▶ [Dataset records on visual material]:
#####

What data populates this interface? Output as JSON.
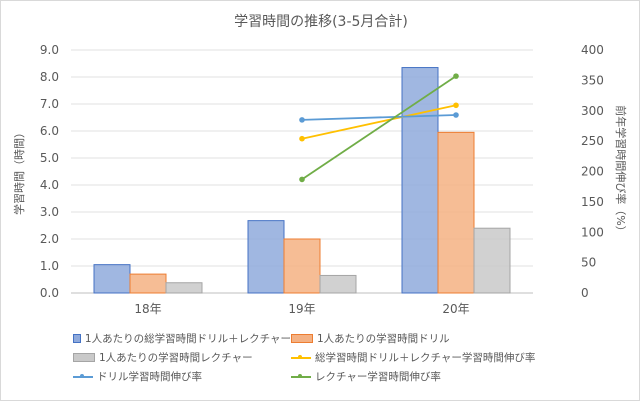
{
  "chart_data": {
    "type": "bar",
    "title": "学習時間の推移(3-5月合計)",
    "categories": [
      "18年",
      "19年",
      "20年"
    ],
    "ylabel": "学習時間（時間）",
    "y2label": "前年学習時間伸び率（%）",
    "ylim": [
      0,
      9
    ],
    "y2lim": [
      0,
      400
    ],
    "yticks": [
      "0.0",
      "1.0",
      "2.0",
      "3.0",
      "4.0",
      "5.0",
      "6.0",
      "7.0",
      "8.0",
      "9.0"
    ],
    "y2ticks": [
      "0",
      "50",
      "100",
      "150",
      "200",
      "250",
      "300",
      "350",
      "400"
    ],
    "grid": true,
    "legend_position": "bottom",
    "series": [
      {
        "name": "1人あたりの総学習時間ドリル＋レクチャー",
        "kind": "bar",
        "axis": "left",
        "color": "#8faadc",
        "values": [
          1.05,
          2.68,
          8.35
        ]
      },
      {
        "name": "1人あたりの学習時間ドリル",
        "kind": "bar",
        "axis": "left",
        "color": "#f4b183",
        "values": [
          0.7,
          2.0,
          5.95
        ]
      },
      {
        "name": "1人あたりの学習時間レクチャー",
        "kind": "bar",
        "axis": "left",
        "color": "#c9c9c9",
        "values": [
          0.38,
          0.65,
          2.4
        ]
      },
      {
        "name": "総学習時間ドリル＋レクチャー学習時間伸び率",
        "kind": "line",
        "axis": "right",
        "color": "#ffc000",
        "values": [
          null,
          254,
          309
        ]
      },
      {
        "name": "ドリル学習時間伸び率",
        "kind": "line",
        "axis": "right",
        "color": "#5b9bd5",
        "values": [
          null,
          285,
          293
        ]
      },
      {
        "name": "レクチャー学習時間伸び率",
        "kind": "line",
        "axis": "right",
        "color": "#70ad47",
        "values": [
          null,
          187,
          357
        ]
      }
    ]
  }
}
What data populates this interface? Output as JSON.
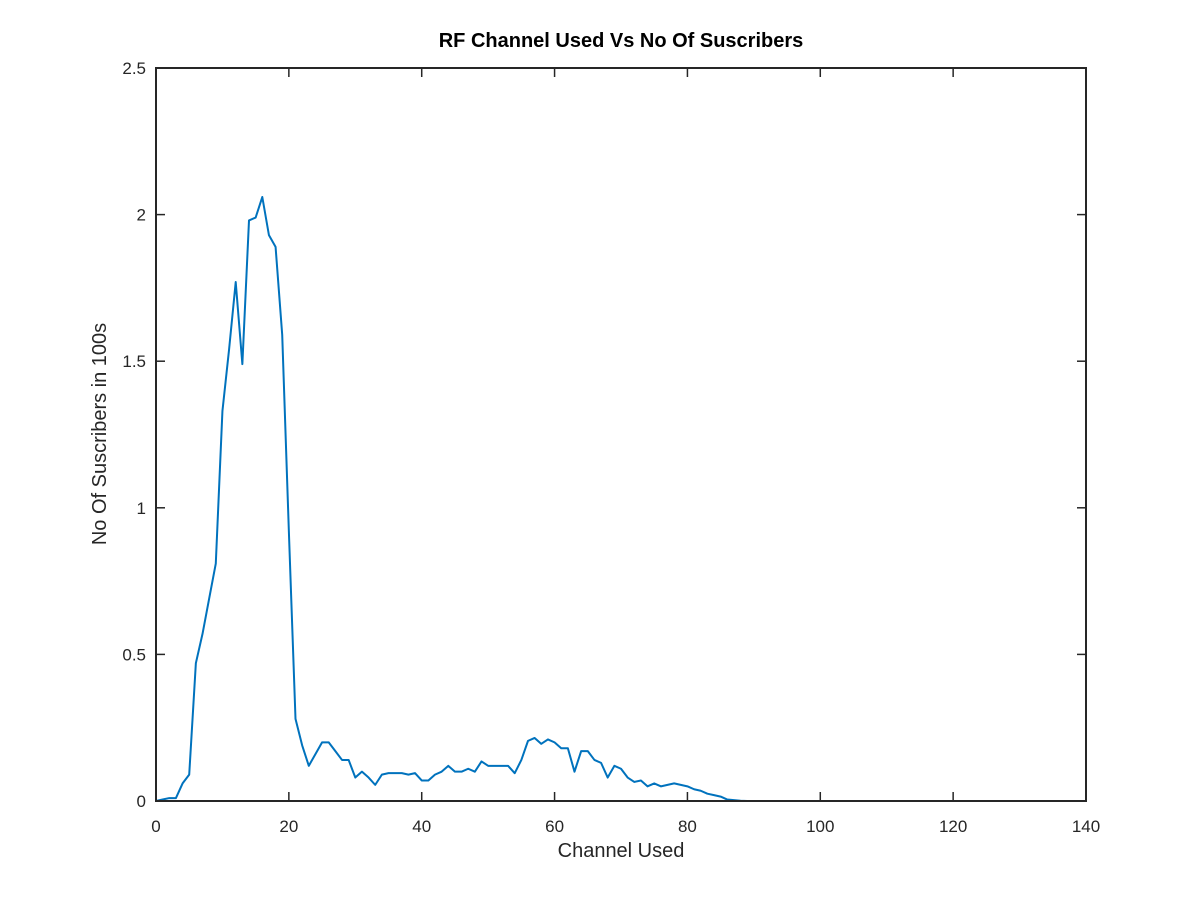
{
  "chart_data": {
    "type": "line",
    "title": "RF Channel Used Vs No Of Suscribers",
    "xlabel": "Channel Used",
    "ylabel": "No Of Suscribers in 100s",
    "xlim": [
      0,
      140
    ],
    "ylim": [
      0,
      2.5
    ],
    "xticks": [
      0,
      20,
      40,
      60,
      80,
      100,
      120,
      140
    ],
    "yticks": [
      0,
      0.5,
      1,
      1.5,
      2,
      2.5
    ],
    "xtick_labels": [
      "0",
      "20",
      "40",
      "60",
      "80",
      "100",
      "120",
      "140"
    ],
    "ytick_labels": [
      "0",
      "0.5",
      "1",
      "1.5",
      "2",
      "2.5"
    ],
    "grid": false,
    "line_color": "#0072BD",
    "series": [
      {
        "x": [
          0,
          1,
          2,
          3,
          4,
          5,
          6,
          7,
          8,
          9,
          10,
          11,
          12,
          13,
          14,
          15,
          16,
          17,
          18,
          19,
          20,
          21,
          22,
          23,
          24,
          25,
          26,
          27,
          28,
          29,
          30,
          31,
          32,
          33,
          34,
          35,
          36,
          37,
          38,
          39,
          40,
          41,
          42,
          43,
          44,
          45,
          46,
          47,
          48,
          49,
          50,
          51,
          52,
          53,
          54,
          55,
          56,
          57,
          58,
          59,
          60,
          61,
          62,
          63,
          64,
          65,
          66,
          67,
          68,
          69,
          70,
          71,
          72,
          73,
          74,
          75,
          76,
          77,
          78,
          79,
          80,
          81,
          82,
          83,
          84,
          85,
          86,
          87,
          88,
          89,
          128
        ],
        "y": [
          0,
          0.005,
          0.01,
          0.01,
          0.06,
          0.09,
          0.47,
          0.57,
          0.69,
          0.81,
          1.33,
          1.54,
          1.77,
          1.49,
          1.98,
          1.99,
          2.06,
          1.93,
          1.89,
          1.59,
          0.92,
          0.28,
          0.19,
          0.12,
          0.16,
          0.2,
          0.2,
          0.17,
          0.14,
          0.14,
          0.08,
          0.1,
          0.08,
          0.055,
          0.09,
          0.095,
          0.095,
          0.095,
          0.09,
          0.095,
          0.07,
          0.07,
          0.09,
          0.1,
          0.12,
          0.1,
          0.1,
          0.11,
          0.1,
          0.135,
          0.12,
          0.12,
          0.12,
          0.12,
          0.095,
          0.14,
          0.205,
          0.215,
          0.195,
          0.21,
          0.2,
          0.18,
          0.18,
          0.1,
          0.17,
          0.17,
          0.14,
          0.13,
          0.08,
          0.12,
          0.11,
          0.08,
          0.065,
          0.07,
          0.05,
          0.06,
          0.05,
          0.055,
          0.06,
          0.055,
          0.05,
          0.04,
          0.035,
          0.025,
          0.02,
          0.015,
          0.005,
          0.003,
          0.001,
          0,
          0
        ]
      }
    ]
  }
}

#####

▶ [What you should do]: Leave out the pictures and transcribe the entries above exactly.

▶ [Exercise output]:
What data populates this interface? Output as JSON.
{
  "chart_data": {
    "type": "bar",
    "title": "学習時間の推移(3-5月合計)",
    "categories": [
      "18年",
      "19年",
      "20年"
    ],
    "ylabel": "学習時間（時間）",
    "y2label": "前年学習時間伸び率（%）",
    "ylim": [
      0,
      9
    ],
    "y2lim": [
      0,
      400
    ],
    "yticks": [
      "0.0",
      "1.0",
      "2.0",
      "3.0",
      "4.0",
      "5.0",
      "6.0",
      "7.0",
      "8.0",
      "9.0"
    ],
    "y2ticks": [
      "0",
      "50",
      "100",
      "150",
      "200",
      "250",
      "300",
      "350",
      "400"
    ],
    "grid": true,
    "legend_position": "bottom",
    "series": [
      {
        "name": "1人あたりの総学習時間ドリル＋レクチャー",
        "kind": "bar",
        "axis": "left",
        "color": "#8faadc",
        "values": [
          1.05,
          2.68,
          8.35
        ]
      },
      {
        "name": "1人あたりの学習時間ドリル",
        "kind": "bar",
        "axis": "left",
        "color": "#f4b183",
        "values": [
          0.7,
          2.0,
          5.95
        ]
      },
      {
        "name": "1人あたりの学習時間レクチャー",
        "kind": "bar",
        "axis": "left",
        "color": "#c9c9c9",
        "values": [
          0.38,
          0.65,
          2.4
        ]
      },
      {
        "name": "総学習時間ドリル＋レクチャー学習時間伸び率",
        "kind": "line",
        "axis": "right",
        "color": "#ffc000",
        "values": [
          null,
          254,
          309
        ]
      },
      {
        "name": "ドリル学習時間伸び率",
        "kind": "line",
        "axis": "right",
        "color": "#5b9bd5",
        "values": [
          null,
          285,
          293
        ]
      },
      {
        "name": "レクチャー学習時間伸び率",
        "kind": "line",
        "axis": "right",
        "color": "#70ad47",
        "values": [
          null,
          187,
          357
        ]
      }
    ]
  }
}
What data populates this interface? Output as JSON.
{
  "chart_data": {
    "type": "line",
    "title": "RF Channel Used Vs No Of Suscribers",
    "xlabel": "Channel Used",
    "ylabel": "No Of Suscribers in 100s",
    "xlim": [
      0,
      140
    ],
    "ylim": [
      0,
      2.5
    ],
    "xticks": [
      0,
      20,
      40,
      60,
      80,
      100,
      120,
      140
    ],
    "yticks": [
      0,
      0.5,
      1,
      1.5,
      2,
      2.5
    ],
    "xtick_labels": [
      "0",
      "20",
      "40",
      "60",
      "80",
      "100",
      "120",
      "140"
    ],
    "ytick_labels": [
      "0",
      "0.5",
      "1",
      "1.5",
      "2",
      "2.5"
    ],
    "grid": false,
    "line_color": "#0072BD",
    "series": [
      {
        "x": [
          0,
          1,
          2,
          3,
          4,
          5,
          6,
          7,
          8,
          9,
          10,
          11,
          12,
          13,
          14,
          15,
          16,
          17,
          18,
          19,
          20,
          21,
          22,
          23,
          24,
          25,
          26,
          27,
          28,
          29,
          30,
          31,
          32,
          33,
          34,
          35,
          36,
          37,
          38,
          39,
          40,
          41,
          42,
          43,
          44,
          45,
          46,
          47,
          48,
          49,
          50,
          51,
          52,
          53,
          54,
          55,
          56,
          57,
          58,
          59,
          60,
          61,
          62,
          63,
          64,
          65,
          66,
          67,
          68,
          69,
          70,
          71,
          72,
          73,
          74,
          75,
          76,
          77,
          78,
          79,
          80,
          81,
          82,
          83,
          84,
          85,
          86,
          87,
          88,
          89,
          128
        ],
        "y": [
          0,
          0.005,
          0.01,
          0.01,
          0.06,
          0.09,
          0.47,
          0.57,
          0.69,
          0.81,
          1.33,
          1.54,
          1.77,
          1.49,
          1.98,
          1.99,
          2.06,
          1.93,
          1.89,
          1.59,
          0.92,
          0.28,
          0.19,
          0.12,
          0.16,
          0.2,
          0.2,
          0.17,
          0.14,
          0.14,
          0.08,
          0.1,
          0.08,
          0.055,
          0.09,
          0.095,
          0.095,
          0.095,
          0.09,
          0.095,
          0.07,
          0.07,
          0.09,
          0.1,
          0.12,
          0.1,
          0.1,
          0.11,
          0.1,
          0.135,
          0.12,
          0.12,
          0.12,
          0.12,
          0.095,
          0.14,
          0.205,
          0.215,
          0.195,
          0.21,
          0.2,
          0.18,
          0.18,
          0.1,
          0.17,
          0.17,
          0.14,
          0.13,
          0.08,
          0.12,
          0.11,
          0.08,
          0.065,
          0.07,
          0.05,
          0.06,
          0.05,
          0.055,
          0.06,
          0.055,
          0.05,
          0.04,
          0.035,
          0.025,
          0.02,
          0.015,
          0.005,
          0.003,
          0.001,
          0,
          0
        ]
      }
    ]
  }
}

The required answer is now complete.